• **ARTICLE**:
1_Murakami-Saburo_Passing-Through Murakami Saburō, Passing Through, 1956 © Murakami Makiko and the former members of the Gutai Art Association, courtesy Museum of Osaka University

We recently had the opportunity to experience Gutai: Splendid Playground, an exhibition currently on view at the Guggenheim. The show highlights the varied visionary practices of a collective of  avant-garde  Japanese artists called Gutai, lead by Yoshihara Jirō from 1952 to 1972. The exhibition is one of the first in-depth engagements with this important group staged in the United States.

Reproduced on one of walls of the Museum is the notable “Gutai Manifesto,” written in 1956. The manifesto includes remarkably timely insights, such as:

“If one leaves the material as it is, presenting it just as material, then it starts to tell us something with a mighty voice.”

• **DATA EXTRACT**:
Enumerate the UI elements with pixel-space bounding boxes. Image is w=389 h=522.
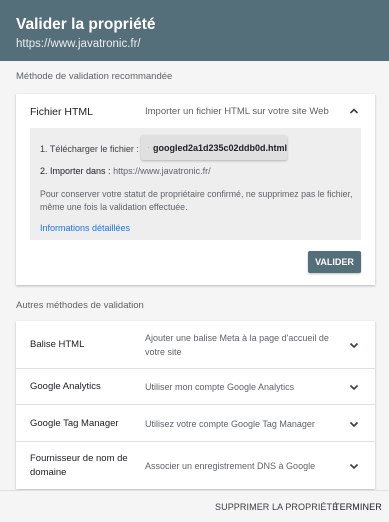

• **WRITTEN TASK A**:
Answer these from the piece on the Gutai exhibition:
(i) Who led Gutai, and during which years?
(ii) Which museum is showing the exhibition?
(iii) In what year was the "Gutai Manifesto" written?
• **WRITTEN TASK B**:
Extend the piece on the Gutai exhibition from where it stops.
You won't need the data for this.

• **EXERCISE RESULT A**:
(i) Yoshihara Jirō, from 1952 to 1972
(ii) The Guggenheim
(iii) 1956

• **EXERCISE RESULT B**:
Or, materials have been “loaded with false significance by human hand and by way of fraud, so that, instead of just presenting their own material, they take on the appearance of something else. Under the cloak of intellectual aim, the materials have been completely murdered and can no longer speak to us.”

And, that material assumes beauty “when it is freed from artificial make-up and reveals its original characteristics.”

After World War II, the Gutai artists turned away from making work that expressed human-centered stories. Instead of focusing on translating what humans thought and felt, they instead put energy into focusing on material in and of itself. It was time to pay more direct attention to paint as a substance, rocks as things, light as material, mud as texture and flow. Matter itself needed to be “heard,” felt, moved with, passed through and more directly experienced. Materials needed to be freed from being mere conduits for human stories and, instead, recognized as forces unto themselves.  These realizations are likely an indecipherable combination of Japanese cultural tendencies to be aware of materiality in general.  Such tendencies far pre-dated the War, but were likely compounded by experiences of being being deeply affected by the material impact and imprint of the atomic bomb (the “force of things,” at its most forceful).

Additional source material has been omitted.